[start Source records]
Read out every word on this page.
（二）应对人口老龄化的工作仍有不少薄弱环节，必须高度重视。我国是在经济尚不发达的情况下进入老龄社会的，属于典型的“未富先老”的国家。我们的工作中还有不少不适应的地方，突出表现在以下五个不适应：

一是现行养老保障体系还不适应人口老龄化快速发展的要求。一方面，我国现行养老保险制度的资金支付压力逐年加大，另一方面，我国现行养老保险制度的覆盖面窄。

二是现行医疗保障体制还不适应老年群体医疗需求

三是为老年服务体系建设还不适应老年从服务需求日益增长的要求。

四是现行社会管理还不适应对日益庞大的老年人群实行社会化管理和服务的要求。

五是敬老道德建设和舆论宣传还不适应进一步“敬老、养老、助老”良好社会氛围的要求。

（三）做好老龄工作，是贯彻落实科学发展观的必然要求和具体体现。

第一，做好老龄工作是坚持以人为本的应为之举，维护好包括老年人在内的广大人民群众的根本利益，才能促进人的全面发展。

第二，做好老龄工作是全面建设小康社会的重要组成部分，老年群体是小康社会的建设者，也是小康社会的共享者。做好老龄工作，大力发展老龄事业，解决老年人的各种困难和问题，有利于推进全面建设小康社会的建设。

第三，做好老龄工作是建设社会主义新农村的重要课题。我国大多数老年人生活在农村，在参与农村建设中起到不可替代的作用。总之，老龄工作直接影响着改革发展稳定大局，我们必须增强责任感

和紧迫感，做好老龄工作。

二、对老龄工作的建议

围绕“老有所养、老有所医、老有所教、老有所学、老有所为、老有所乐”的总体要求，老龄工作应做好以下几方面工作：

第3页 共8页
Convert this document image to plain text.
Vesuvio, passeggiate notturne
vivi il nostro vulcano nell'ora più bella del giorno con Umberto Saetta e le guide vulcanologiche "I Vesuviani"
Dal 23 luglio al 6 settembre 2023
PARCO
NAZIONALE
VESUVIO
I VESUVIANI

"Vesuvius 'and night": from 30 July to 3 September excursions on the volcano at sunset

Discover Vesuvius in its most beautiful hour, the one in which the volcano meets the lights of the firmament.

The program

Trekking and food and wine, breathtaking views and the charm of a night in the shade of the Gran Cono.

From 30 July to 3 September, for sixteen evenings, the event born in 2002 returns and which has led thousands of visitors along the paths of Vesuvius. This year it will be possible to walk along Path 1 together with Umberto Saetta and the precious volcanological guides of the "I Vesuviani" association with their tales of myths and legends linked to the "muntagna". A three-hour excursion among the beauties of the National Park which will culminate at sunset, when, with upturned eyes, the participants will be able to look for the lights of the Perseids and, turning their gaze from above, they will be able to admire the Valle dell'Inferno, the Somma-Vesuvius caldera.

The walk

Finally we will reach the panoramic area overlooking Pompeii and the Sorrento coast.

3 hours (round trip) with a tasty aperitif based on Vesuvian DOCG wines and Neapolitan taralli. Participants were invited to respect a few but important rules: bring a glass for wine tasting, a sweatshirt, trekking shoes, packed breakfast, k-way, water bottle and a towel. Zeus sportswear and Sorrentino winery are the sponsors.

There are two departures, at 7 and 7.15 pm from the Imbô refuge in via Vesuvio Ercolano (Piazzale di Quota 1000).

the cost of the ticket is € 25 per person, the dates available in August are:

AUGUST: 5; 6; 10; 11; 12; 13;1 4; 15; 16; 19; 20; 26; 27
[end Source records]
**Given instruction**
Repeat the data in its entirety, character for character.

**Response**
Read out every word on this page.
（二）应对人口老龄化的工作仍有不少薄弱环节，必须高度重视。我国是在经济尚不发达的情况下进入老龄社会的，属于典型的“未富先老”的国家。我们的工作中还有不少不适应的地方，突出表现在以下五个不适应：

一是现行养老保障体系还不适应人口老龄化快速发展的要求。一方面，我国现行养老保险制度的资金支付压力逐年加大，另一方面，我国现行养老保险制度的覆盖面窄。

二是现行医疗保障体制还不适应老年群体医疗需求

三是为老年服务体系建设还不适应老年从服务需求日益增长的要求。

四是现行社会管理还不适应对日益庞大的老年人群实行社会化管理和服务的要求。

五是敬老道德建设和舆论宣传还不适应进一步“敬老、养老、助老”良好社会氛围的要求。

（三）做好老龄工作，是贯彻落实科学发展观的必然要求和具体体现。

第一，做好老龄工作是坚持以人为本的应为之举，维护好包括老年人在内的广大人民群众的根本利益，才能促进人的全面发展。

第二，做好老龄工作是全面建设小康社会的重要组成部分，老年群体是小康社会的建设者，也是小康社会的共享者。做好老龄工作，大力发展老龄事业，解决老年人的各种困难和问题，有利于推进全面建设小康社会的建设。

第三，做好老龄工作是建设社会主义新农村的重要课题。我国大多数老年人生活在农村，在参与农村建设中起到不可替代的作用。总之，老龄工作直接影响着改革发展稳定大局，我们必须增强责任感

和紧迫感，做好老龄工作。

二、对老龄工作的建议

围绕“老有所养、老有所医、老有所教、老有所学、老有所为、老有所乐”的总体要求，老龄工作应做好以下几方面工作：

第3页 共8页
Convert this document image to plain text.
Vesuvio, passeggiate notturne
vivi il nostro vulcano nell'ora più bella del giorno con Umberto Saetta e le guide vulcanologiche "I Vesuviani"
Dal 23 luglio al 6 settembre 2023
PARCO
NAZIONALE
VESUVIO
I VESUVIANI

"Vesuvius 'and night": from 30 July to 3 September excursions on the volcano at sunset

Discover Vesuvius in its most beautiful hour, the one in which the volcano meets the lights of the firmament.

The program

Trekking and food and wine, breathtaking views and the charm of a night in the shade of the Gran Cono.

From 30 July to 3 September, for sixteen evenings, the event born in 2002 returns and which has led thousands of visitors along the paths of Vesuvius. This year it will be possible to walk along Path 1 together with Umberto Saetta and the precious volcanological guides of the "I Vesuviani" association with their tales of myths and legends linked to the "muntagna". A three-hour excursion among the beauties of the National Park which will culminate at sunset, when, with upturned eyes, the participants will be able to look for the lights of the Perseids and, turning their gaze from above, they will be able to admire the Valle dell'Inferno, the Somma-Vesuvius caldera.

The walk

Finally we will reach the panoramic area overlooking Pompeii and the Sorrento coast.

3 hours (round trip) with a tasty aperitif based on Vesuvian DOCG wines and Neapolitan taralli. Participants were invited to respect a few but important rules: bring a glass for wine tasting, a sweatshirt, trekking shoes, packed breakfast, k-way, water bottle and a towel. Zeus sportswear and Sorrentino winery are the sponsors.

There are two departures, at 7 and 7.15 pm from the Imbô refuge in via Vesuvio Ercolano (Piazzale di Quota 1000).

the cost of the ticket is € 25 per person, the dates available in August are:

AUGUST: 5; 6; 10; 11; 12; 13;1 4; 15; 16; 19; 20; 26; 27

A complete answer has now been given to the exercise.